Collected data:
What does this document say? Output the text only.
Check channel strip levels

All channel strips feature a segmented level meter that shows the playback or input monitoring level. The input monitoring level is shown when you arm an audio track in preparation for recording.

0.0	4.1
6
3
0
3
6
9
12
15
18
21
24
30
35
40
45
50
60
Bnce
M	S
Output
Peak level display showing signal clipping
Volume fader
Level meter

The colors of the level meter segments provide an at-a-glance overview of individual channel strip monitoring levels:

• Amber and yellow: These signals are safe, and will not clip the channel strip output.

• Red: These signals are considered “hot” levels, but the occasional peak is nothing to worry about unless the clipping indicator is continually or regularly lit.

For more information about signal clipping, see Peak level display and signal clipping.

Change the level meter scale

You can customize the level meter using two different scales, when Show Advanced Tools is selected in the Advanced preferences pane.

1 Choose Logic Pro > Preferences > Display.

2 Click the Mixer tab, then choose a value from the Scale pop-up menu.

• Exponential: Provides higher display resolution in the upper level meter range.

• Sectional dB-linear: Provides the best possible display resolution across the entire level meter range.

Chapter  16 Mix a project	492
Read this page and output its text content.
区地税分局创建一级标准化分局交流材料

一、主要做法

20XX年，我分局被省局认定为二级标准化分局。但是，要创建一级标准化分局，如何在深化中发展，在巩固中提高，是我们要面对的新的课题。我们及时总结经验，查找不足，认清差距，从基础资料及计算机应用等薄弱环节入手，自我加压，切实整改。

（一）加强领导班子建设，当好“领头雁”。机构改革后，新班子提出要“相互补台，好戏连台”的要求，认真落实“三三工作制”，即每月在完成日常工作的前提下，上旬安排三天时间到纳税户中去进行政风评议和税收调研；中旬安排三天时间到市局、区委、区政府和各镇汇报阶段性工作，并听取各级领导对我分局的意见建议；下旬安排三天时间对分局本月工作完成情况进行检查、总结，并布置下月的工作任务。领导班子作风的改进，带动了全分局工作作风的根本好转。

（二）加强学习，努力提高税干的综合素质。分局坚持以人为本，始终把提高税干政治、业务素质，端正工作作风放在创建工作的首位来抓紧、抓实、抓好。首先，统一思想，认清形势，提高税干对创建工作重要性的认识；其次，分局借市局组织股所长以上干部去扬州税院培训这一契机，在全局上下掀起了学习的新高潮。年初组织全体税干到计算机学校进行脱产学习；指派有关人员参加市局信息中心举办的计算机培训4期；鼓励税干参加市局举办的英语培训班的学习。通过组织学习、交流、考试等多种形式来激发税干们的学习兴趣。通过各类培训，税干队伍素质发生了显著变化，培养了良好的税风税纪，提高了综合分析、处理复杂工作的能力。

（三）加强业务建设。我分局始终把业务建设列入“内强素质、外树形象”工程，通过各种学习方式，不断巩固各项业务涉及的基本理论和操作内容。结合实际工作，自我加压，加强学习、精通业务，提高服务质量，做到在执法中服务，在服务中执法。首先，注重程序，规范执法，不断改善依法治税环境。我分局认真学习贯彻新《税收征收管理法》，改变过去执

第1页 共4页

• **Exercise requirements**: Copy out the whole listing exactly as written.

• **Response for this exercise**:
What does this document say? Output the text only.
Check channel strip levels

All channel strips feature a segmented level meter that shows the playback or input monitoring level. The input monitoring level is shown when you arm an audio track in preparation for recording.

0.0	4.1
6
3
0
3
6
9
12
15
18
21
24
30
35
40
45
50
60
Bnce
M	S
Output
Peak level display showing signal clipping
Volume fader
Level meter

The colors of the level meter segments provide an at-a-glance overview of individual channel strip monitoring levels:

• Amber and yellow: These signals are safe, and will not clip the channel strip output.

• Red: These signals are considered “hot” levels, but the occasional peak is nothing to worry about unless the clipping indicator is continually or regularly lit.

For more information about signal clipping, see Peak level display and signal clipping.

Change the level meter scale

You can customize the level meter using two different scales, when Show Advanced Tools is selected in the Advanced preferences pane.

1 Choose Logic Pro > Preferences > Display.

2 Click the Mixer tab, then choose a value from the Scale pop-up menu.

• Exponential: Provides higher display resolution in the upper level meter range.

• Sectional dB-linear: Provides the best possible display resolution across the entire level meter range.

Chapter  16 Mix a project	492
Read this page and output its text content.
区地税分局创建一级标准化分局交流材料

一、主要做法

20XX年，我分局被省局认定为二级标准化分局。但是，要创建一级标准化分局，如何在深化中发展，在巩固中提高，是我们要面对的新的课题。我们及时总结经验，查找不足，认清差距，从基础资料及计算机应用等薄弱环节入手，自我加压，切实整改。

（一）加强领导班子建设，当好“领头雁”。机构改革后，新班子提出要“相互补台，好戏连台”的要求，认真落实“三三工作制”，即每月在完成日常工作的前提下，上旬安排三天时间到纳税户中去进行政风评议和税收调研；中旬安排三天时间到市局、区委、区政府和各镇汇报阶段性工作，并听取各级领导对我分局的意见建议；下旬安排三天时间对分局本月工作完成情况进行检查、总结，并布置下月的工作任务。领导班子作风的改进，带动了全分局工作作风的根本好转。

（二）加强学习，努力提高税干的综合素质。分局坚持以人为本，始终把提高税干政治、业务素质，端正工作作风放在创建工作的首位来抓紧、抓实、抓好。首先，统一思想，认清形势，提高税干对创建工作重要性的认识；其次，分局借市局组织股所长以上干部去扬州税院培训这一契机，在全局上下掀起了学习的新高潮。年初组织全体税干到计算机学校进行脱产学习；指派有关人员参加市局信息中心举办的计算机培训4期；鼓励税干参加市局举办的英语培训班的学习。通过组织学习、交流、考试等多种形式来激发税干们的学习兴趣。通过各类培训，税干队伍素质发生了显著变化，培养了良好的税风税纪，提高了综合分析、处理复杂工作的能力。

（三）加强业务建设。我分局始终把业务建设列入“内强素质、外树形象”工程，通过各种学习方式，不断巩固各项业务涉及的基本理论和操作内容。结合实际工作，自我加压，加强学习、精通业务，提高服务质量，做到在执法中服务，在服务中执法。首先，注重程序，规范执法，不断改善依法治税环境。我分局认真学习贯彻新《税收征收管理法》，改变过去执

第1页 共4页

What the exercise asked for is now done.